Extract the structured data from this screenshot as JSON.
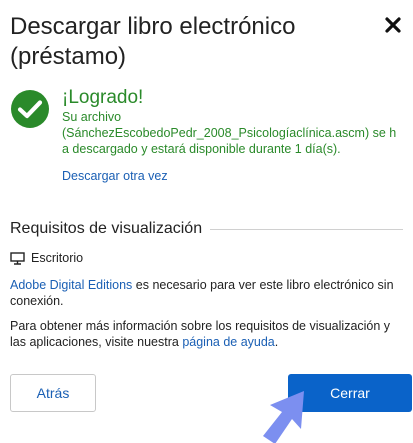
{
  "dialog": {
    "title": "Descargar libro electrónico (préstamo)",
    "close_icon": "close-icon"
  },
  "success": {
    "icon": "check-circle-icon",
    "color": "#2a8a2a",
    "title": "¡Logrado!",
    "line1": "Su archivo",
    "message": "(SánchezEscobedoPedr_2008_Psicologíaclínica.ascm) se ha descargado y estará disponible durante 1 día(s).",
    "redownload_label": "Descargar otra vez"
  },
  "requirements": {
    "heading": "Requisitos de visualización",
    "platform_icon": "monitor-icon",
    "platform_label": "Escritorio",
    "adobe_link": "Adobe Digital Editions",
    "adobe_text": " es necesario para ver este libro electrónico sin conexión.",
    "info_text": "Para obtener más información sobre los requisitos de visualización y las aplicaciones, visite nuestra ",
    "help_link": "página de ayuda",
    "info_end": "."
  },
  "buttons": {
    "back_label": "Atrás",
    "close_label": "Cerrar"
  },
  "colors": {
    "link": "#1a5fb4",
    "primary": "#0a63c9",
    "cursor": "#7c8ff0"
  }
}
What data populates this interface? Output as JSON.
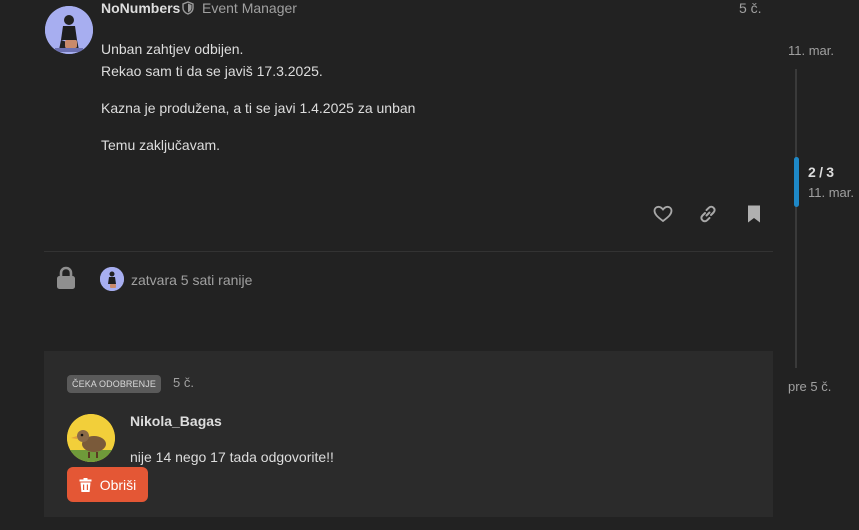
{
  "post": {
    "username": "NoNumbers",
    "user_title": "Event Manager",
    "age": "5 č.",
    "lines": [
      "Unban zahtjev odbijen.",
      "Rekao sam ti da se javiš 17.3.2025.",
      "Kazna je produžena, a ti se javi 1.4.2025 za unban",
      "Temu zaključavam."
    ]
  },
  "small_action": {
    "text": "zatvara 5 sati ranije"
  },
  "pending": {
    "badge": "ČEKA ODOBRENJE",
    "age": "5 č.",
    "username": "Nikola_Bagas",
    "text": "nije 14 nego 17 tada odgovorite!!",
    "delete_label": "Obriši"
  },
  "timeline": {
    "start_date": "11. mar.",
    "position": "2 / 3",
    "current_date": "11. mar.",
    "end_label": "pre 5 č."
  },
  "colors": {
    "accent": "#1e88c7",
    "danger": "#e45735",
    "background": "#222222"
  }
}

Exercise directions
Only the lines from the one containing "What data populates" through the last line of the records above should be repeated, exactly and without pictures.

Result of this exercise
What data populates this interface? Output as JSON.
{
  "post": {
    "username": "NoNumbers",
    "user_title": "Event Manager",
    "age": "5 č.",
    "lines": [
      "Unban zahtjev odbijen.",
      "Rekao sam ti da se javiš 17.3.2025.",
      "Kazna je produžena, a ti se javi 1.4.2025 za unban",
      "Temu zaključavam."
    ]
  },
  "small_action": {
    "text": "zatvara 5 sati ranije"
  },
  "pending": {
    "badge": "ČEKA ODOBRENJE",
    "age": "5 č.",
    "username": "Nikola_Bagas",
    "text": "nije 14 nego 17 tada odgovorite!!",
    "delete_label": "Obriši"
  },
  "timeline": {
    "start_date": "11. mar.",
    "position": "2 / 3",
    "current_date": "11. mar.",
    "end_label": "pre 5 č."
  },
  "colors": {
    "accent": "#1e88c7",
    "danger": "#e45735",
    "background": "#222222"
  }
}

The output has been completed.